START
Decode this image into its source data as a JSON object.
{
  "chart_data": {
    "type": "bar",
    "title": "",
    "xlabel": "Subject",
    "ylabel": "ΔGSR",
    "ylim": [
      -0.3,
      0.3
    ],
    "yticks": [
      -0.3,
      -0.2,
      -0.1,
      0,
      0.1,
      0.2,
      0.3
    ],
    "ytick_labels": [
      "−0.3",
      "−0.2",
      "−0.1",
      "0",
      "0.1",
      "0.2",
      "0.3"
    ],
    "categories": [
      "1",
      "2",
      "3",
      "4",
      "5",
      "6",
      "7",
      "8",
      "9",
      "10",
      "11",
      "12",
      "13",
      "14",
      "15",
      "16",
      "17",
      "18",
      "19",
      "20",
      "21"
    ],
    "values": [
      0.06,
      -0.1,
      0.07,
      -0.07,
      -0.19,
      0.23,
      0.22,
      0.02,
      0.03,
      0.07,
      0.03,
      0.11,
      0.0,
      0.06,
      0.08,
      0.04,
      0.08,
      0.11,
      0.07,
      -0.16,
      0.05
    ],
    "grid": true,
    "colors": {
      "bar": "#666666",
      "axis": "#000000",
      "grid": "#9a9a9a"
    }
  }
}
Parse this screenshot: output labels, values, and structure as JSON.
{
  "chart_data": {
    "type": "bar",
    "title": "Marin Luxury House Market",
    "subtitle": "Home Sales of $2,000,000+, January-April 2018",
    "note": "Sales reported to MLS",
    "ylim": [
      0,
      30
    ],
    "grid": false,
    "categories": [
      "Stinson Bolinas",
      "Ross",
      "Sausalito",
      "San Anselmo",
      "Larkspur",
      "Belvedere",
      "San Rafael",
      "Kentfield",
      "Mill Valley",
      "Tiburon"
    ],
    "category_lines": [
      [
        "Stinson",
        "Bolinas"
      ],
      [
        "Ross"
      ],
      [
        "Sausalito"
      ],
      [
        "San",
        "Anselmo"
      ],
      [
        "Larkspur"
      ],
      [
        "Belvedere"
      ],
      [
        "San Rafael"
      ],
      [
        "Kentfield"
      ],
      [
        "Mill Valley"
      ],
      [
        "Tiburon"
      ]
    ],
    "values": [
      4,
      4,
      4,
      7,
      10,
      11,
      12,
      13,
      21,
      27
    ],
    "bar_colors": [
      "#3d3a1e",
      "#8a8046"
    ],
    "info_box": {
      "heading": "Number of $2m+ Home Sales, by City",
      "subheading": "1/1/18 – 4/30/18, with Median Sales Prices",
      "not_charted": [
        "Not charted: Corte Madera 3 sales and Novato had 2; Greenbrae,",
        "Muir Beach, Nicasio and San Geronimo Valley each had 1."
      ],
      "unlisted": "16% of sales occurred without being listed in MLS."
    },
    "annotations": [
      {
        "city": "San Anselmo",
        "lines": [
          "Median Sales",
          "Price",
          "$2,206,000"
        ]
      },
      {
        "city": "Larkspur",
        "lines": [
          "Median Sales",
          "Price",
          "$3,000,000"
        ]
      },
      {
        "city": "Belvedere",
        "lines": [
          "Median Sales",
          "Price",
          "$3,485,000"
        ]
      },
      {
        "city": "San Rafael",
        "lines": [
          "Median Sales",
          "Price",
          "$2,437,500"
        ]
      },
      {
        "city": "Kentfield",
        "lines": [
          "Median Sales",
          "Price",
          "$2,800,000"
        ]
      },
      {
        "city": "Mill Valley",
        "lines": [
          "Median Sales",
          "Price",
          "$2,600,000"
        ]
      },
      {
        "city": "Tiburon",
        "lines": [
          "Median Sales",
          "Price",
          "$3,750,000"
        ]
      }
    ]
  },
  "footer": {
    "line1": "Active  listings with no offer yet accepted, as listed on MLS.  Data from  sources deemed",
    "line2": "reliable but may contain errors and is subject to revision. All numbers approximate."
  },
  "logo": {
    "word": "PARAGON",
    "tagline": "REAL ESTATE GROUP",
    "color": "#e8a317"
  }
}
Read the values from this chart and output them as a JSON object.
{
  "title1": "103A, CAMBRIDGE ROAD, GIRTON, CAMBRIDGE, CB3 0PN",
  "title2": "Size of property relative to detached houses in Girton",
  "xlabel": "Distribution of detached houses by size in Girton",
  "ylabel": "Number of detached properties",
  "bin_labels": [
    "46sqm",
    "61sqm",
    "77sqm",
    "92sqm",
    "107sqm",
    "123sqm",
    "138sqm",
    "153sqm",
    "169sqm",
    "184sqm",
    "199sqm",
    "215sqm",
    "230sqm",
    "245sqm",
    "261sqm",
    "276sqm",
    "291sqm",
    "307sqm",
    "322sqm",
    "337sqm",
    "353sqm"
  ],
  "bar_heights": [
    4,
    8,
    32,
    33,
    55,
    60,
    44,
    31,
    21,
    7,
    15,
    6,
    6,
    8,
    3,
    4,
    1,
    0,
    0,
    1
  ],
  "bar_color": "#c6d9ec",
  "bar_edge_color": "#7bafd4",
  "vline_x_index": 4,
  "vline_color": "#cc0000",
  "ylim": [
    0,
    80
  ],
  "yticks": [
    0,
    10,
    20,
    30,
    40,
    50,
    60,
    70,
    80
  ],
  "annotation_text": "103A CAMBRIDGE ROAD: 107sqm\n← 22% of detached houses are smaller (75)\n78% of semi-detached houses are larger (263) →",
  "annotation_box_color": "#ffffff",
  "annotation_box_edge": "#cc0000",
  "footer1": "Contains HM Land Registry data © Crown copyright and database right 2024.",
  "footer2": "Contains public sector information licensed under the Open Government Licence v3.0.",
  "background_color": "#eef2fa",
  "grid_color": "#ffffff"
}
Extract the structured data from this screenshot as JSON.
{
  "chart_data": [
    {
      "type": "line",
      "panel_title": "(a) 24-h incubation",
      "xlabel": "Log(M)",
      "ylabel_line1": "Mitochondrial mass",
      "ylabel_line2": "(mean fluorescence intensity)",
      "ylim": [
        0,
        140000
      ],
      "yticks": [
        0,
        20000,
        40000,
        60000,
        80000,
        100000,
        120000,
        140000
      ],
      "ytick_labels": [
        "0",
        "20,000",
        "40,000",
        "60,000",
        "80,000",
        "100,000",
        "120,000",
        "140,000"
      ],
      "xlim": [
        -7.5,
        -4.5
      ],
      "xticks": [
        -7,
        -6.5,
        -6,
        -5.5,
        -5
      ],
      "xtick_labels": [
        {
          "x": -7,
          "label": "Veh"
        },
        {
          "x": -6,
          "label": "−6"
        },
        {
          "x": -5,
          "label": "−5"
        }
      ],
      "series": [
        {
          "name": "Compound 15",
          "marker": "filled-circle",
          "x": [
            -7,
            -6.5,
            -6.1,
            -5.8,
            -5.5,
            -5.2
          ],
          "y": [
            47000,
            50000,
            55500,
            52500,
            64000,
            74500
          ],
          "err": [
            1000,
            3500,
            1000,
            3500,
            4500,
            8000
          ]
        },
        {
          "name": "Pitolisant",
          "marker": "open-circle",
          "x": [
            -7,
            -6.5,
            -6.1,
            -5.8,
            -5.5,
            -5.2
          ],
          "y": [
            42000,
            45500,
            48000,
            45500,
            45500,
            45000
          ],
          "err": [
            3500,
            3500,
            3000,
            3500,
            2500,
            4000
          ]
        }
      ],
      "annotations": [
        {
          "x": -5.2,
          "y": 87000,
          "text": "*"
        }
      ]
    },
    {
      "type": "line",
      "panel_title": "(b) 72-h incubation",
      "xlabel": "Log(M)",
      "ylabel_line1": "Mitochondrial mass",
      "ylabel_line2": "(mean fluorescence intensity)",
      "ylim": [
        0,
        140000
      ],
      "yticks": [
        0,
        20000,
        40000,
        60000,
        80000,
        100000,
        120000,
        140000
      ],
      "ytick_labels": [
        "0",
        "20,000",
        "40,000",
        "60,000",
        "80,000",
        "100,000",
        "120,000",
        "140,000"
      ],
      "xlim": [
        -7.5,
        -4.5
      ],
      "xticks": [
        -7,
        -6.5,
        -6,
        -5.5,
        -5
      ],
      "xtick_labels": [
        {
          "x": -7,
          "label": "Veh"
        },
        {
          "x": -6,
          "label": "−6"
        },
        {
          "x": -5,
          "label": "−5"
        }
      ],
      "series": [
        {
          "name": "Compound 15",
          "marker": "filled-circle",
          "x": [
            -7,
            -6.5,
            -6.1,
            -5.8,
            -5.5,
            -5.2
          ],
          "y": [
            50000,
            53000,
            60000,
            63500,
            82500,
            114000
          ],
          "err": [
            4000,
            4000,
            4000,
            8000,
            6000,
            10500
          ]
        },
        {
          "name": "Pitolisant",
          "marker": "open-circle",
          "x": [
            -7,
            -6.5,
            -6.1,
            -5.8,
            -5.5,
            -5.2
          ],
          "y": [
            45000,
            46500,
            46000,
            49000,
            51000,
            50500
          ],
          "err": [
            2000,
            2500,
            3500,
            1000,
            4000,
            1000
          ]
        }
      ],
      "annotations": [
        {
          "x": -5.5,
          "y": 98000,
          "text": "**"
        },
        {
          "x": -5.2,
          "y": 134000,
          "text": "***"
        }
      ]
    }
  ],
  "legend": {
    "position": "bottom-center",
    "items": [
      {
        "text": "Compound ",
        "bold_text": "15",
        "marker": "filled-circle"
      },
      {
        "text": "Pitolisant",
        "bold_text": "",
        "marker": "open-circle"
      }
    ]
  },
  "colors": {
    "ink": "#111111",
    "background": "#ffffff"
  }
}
END
**GIVEN EXERCISE:**
Search the records for the string "Kentfield" and return every line in which it occurs.

**TASK RESULT:**
      "Kentfield",
        "Kentfield"
        "city": "Kentfield",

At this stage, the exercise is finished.